Task details:
Transcribe every line exactly. Leave the pictures behind.

========================================================================

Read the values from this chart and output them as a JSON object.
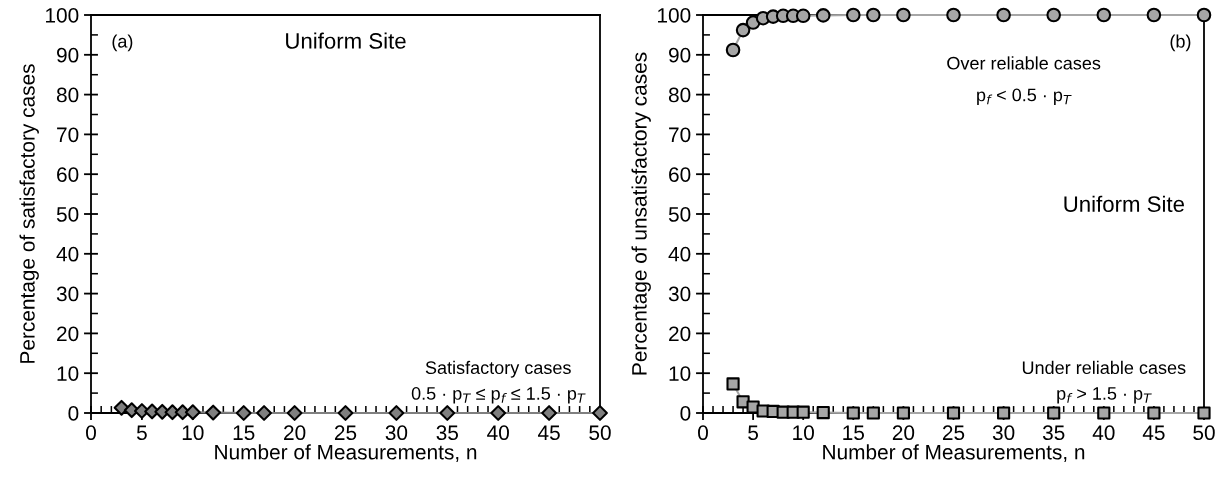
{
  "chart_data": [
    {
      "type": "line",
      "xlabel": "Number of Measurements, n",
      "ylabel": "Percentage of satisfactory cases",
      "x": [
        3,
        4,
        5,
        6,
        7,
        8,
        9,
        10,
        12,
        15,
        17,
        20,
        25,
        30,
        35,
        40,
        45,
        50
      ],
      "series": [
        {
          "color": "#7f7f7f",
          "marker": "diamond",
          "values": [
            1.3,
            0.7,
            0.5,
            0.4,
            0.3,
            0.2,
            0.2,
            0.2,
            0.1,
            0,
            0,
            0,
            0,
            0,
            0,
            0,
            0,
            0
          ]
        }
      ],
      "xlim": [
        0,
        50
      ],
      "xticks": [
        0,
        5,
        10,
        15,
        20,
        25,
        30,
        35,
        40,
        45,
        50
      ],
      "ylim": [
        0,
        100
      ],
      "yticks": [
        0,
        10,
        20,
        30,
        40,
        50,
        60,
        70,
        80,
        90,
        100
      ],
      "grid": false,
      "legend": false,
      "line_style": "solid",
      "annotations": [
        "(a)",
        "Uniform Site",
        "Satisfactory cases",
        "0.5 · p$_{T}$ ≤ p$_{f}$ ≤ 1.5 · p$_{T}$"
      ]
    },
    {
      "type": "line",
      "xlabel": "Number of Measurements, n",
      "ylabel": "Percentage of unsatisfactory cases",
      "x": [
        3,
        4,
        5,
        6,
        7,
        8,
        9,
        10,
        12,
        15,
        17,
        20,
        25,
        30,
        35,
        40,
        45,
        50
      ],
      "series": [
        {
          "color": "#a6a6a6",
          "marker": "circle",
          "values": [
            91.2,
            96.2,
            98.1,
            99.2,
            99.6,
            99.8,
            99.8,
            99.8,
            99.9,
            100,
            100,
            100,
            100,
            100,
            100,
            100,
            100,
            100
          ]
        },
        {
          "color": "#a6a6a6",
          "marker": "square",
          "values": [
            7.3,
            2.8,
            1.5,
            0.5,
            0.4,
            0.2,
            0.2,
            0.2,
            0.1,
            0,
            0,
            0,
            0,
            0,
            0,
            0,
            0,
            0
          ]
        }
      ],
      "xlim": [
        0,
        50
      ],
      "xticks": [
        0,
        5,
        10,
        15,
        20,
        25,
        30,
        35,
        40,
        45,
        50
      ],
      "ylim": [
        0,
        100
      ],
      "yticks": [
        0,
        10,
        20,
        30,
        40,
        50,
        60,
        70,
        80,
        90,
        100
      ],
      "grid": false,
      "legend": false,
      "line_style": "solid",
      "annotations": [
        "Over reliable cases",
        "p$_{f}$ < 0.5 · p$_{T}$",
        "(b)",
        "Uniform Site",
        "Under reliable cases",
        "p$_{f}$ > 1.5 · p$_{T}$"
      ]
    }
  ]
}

========================================================================

Result of this task:
Read the values from this chart and output them as a JSON object.
{
  "chart_data": [
    {
      "type": "line",
      "xlabel": "Number of Measurements, n",
      "ylabel": "Percentage of satisfactory cases",
      "x": [
        3,
        4,
        5,
        6,
        7,
        8,
        9,
        10,
        12,
        15,
        17,
        20,
        25,
        30,
        35,
        40,
        45,
        50
      ],
      "series": [
        {
          "color": "#7f7f7f",
          "marker": "diamond",
          "values": [
            1.3,
            0.7,
            0.5,
            0.4,
            0.3,
            0.2,
            0.2,
            0.2,
            0.1,
            0,
            0,
            0,
            0,
            0,
            0,
            0,
            0,
            0
          ]
        }
      ],
      "xlim": [
        0,
        50
      ],
      "xticks": [
        0,
        5,
        10,
        15,
        20,
        25,
        30,
        35,
        40,
        45,
        50
      ],
      "ylim": [
        0,
        100
      ],
      "yticks": [
        0,
        10,
        20,
        30,
        40,
        50,
        60,
        70,
        80,
        90,
        100
      ],
      "grid": false,
      "legend": false,
      "line_style": "solid",
      "annotations": [
        "(a)",
        "Uniform Site",
        "Satisfactory cases",
        "0.5 · p$_{T}$ ≤ p$_{f}$ ≤ 1.5 · p$_{T}$"
      ]
    },
    {
      "type": "line",
      "xlabel": "Number of Measurements, n",
      "ylabel": "Percentage of unsatisfactory cases",
      "x": [
        3,
        4,
        5,
        6,
        7,
        8,
        9,
        10,
        12,
        15,
        17,
        20,
        25,
        30,
        35,
        40,
        45,
        50
      ],
      "series": [
        {
          "color": "#a6a6a6",
          "marker": "circle",
          "values": [
            91.2,
            96.2,
            98.1,
            99.2,
            99.6,
            99.8,
            99.8,
            99.8,
            99.9,
            100,
            100,
            100,
            100,
            100,
            100,
            100,
            100,
            100
          ]
        },
        {
          "color": "#a6a6a6",
          "marker": "square",
          "values": [
            7.3,
            2.8,
            1.5,
            0.5,
            0.4,
            0.2,
            0.2,
            0.2,
            0.1,
            0,
            0,
            0,
            0,
            0,
            0,
            0,
            0,
            0
          ]
        }
      ],
      "xlim": [
        0,
        50
      ],
      "xticks": [
        0,
        5,
        10,
        15,
        20,
        25,
        30,
        35,
        40,
        45,
        50
      ],
      "ylim": [
        0,
        100
      ],
      "yticks": [
        0,
        10,
        20,
        30,
        40,
        50,
        60,
        70,
        80,
        90,
        100
      ],
      "grid": false,
      "legend": false,
      "line_style": "solid",
      "annotations": [
        "Over reliable cases",
        "p$_{f}$ < 0.5 · p$_{T}$",
        "(b)",
        "Uniform Site",
        "Under reliable cases",
        "p$_{f}$ > 1.5 · p$_{T}$"
      ]
    }
  ]
}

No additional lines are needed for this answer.